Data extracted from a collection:
# # # #

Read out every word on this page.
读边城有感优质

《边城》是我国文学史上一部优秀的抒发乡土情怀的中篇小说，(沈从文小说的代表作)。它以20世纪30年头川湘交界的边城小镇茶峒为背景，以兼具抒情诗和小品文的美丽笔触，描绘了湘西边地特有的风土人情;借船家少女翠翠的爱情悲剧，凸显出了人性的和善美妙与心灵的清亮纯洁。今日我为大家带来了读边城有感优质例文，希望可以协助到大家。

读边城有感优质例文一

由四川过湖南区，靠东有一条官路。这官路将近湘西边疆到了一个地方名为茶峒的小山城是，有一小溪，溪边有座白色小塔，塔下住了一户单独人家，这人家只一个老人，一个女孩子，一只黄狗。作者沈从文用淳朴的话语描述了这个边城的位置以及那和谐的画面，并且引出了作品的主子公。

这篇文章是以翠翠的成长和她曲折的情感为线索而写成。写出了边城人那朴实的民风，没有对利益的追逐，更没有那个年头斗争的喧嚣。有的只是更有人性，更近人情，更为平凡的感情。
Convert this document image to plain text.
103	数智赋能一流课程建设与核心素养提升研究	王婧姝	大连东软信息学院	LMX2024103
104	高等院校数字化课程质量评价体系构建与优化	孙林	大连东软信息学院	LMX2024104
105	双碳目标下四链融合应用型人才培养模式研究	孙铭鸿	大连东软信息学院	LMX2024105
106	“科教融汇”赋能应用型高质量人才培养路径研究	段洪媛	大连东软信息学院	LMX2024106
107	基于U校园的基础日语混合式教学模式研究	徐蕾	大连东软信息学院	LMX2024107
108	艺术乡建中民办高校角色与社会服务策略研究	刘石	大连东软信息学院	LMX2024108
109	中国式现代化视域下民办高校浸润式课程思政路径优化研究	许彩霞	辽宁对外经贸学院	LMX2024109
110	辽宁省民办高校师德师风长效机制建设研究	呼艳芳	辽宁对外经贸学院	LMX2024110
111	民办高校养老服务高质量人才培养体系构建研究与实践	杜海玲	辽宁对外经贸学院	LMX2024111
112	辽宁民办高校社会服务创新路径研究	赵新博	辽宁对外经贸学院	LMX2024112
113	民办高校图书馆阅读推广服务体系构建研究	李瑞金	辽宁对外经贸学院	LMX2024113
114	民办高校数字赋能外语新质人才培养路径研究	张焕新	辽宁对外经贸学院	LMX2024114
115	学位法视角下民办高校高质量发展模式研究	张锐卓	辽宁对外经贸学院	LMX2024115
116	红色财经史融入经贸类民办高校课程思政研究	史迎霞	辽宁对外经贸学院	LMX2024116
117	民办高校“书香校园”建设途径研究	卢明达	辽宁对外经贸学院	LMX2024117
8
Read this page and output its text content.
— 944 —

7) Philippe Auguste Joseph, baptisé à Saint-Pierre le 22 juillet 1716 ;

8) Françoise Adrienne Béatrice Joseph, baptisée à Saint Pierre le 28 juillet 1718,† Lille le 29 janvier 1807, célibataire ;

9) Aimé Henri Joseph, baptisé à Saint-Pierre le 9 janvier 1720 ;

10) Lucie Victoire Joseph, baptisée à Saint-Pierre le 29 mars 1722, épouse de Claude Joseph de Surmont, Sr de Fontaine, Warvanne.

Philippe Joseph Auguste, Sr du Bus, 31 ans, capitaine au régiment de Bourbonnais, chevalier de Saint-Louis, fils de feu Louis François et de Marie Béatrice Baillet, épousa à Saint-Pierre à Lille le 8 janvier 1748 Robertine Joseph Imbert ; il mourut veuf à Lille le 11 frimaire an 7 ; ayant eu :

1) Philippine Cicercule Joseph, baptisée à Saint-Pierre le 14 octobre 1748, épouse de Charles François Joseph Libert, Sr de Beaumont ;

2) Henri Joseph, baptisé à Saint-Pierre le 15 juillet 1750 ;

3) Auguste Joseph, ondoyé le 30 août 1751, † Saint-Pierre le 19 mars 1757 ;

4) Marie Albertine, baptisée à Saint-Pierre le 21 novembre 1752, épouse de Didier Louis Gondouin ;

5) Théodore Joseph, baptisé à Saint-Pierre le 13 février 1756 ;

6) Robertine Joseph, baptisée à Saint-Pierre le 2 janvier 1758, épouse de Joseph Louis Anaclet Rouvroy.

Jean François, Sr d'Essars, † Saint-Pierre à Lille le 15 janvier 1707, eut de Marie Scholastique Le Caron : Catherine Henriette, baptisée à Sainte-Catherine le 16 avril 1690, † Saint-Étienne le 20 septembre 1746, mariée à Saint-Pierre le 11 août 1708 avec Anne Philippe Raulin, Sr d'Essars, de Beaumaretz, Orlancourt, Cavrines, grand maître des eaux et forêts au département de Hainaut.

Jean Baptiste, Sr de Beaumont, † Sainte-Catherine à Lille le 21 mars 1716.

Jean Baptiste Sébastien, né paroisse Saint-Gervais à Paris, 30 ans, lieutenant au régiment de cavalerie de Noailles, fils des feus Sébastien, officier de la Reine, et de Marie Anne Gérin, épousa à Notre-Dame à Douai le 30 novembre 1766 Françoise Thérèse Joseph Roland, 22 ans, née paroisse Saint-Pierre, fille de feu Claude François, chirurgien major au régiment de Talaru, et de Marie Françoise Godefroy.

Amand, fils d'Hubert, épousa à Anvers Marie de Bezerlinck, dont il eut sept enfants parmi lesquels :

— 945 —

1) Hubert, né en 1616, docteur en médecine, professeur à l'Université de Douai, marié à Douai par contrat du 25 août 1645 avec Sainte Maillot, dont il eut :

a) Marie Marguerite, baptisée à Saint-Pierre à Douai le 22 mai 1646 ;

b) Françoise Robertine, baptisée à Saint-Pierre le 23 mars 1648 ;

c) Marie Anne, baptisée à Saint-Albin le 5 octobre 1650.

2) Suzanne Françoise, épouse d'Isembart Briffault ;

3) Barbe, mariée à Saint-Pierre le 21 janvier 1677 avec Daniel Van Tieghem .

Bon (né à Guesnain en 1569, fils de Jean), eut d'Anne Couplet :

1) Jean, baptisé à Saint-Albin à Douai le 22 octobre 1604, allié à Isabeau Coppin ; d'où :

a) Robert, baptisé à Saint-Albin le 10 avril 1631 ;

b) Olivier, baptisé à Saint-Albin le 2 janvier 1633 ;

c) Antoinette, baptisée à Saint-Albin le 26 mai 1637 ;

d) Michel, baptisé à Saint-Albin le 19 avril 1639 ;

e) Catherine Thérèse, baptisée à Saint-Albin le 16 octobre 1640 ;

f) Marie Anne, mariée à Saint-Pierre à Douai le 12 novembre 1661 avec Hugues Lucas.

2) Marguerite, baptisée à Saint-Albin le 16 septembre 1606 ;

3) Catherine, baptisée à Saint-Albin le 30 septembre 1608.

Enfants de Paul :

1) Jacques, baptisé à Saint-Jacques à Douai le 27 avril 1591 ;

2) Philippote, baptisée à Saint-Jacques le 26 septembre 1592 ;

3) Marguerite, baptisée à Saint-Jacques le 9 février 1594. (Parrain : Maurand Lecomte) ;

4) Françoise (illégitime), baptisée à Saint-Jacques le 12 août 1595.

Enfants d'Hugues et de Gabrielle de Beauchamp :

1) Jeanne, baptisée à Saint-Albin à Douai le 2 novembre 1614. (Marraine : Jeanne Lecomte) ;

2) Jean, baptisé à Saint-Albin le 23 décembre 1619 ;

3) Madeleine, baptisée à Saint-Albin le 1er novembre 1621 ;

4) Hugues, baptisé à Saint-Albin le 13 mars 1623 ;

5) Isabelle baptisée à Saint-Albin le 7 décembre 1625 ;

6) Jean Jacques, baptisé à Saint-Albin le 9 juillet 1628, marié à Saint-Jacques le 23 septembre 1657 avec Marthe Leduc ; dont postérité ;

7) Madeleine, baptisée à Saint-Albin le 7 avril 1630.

# # # #

Exercise description: Gather all lines from the records above in which "avril" appears.

Exercise response:
Jean François, Sr d'Essars, † Saint-Pierre à Lille le 15 janvier 1707, eut de Marie Scholastique Le Caron : Catherine Henriette, baptisée à Sainte-Catherine le 16 avril 1690, † Saint-Étienne le 20 septembre 1746, mariée à Saint-Pierre le 11 août 1708 avec Anne Philippe Raulin, Sr d'Essars, de Beaumaretz, Orlancourt, Cavrines, grand maître des eaux et forêts au département de Hainaut.
a) Robert, baptisé à Saint-Albin le 10 avril 1631 ;
d) Michel, baptisé à Saint-Albin le 19 avril 1639 ;
1) Jacques, baptisé à Saint-Jacques à Douai le 27 avril 1591 ;
7) Madeleine, baptisée à Saint-Albin le 7 avril 1630.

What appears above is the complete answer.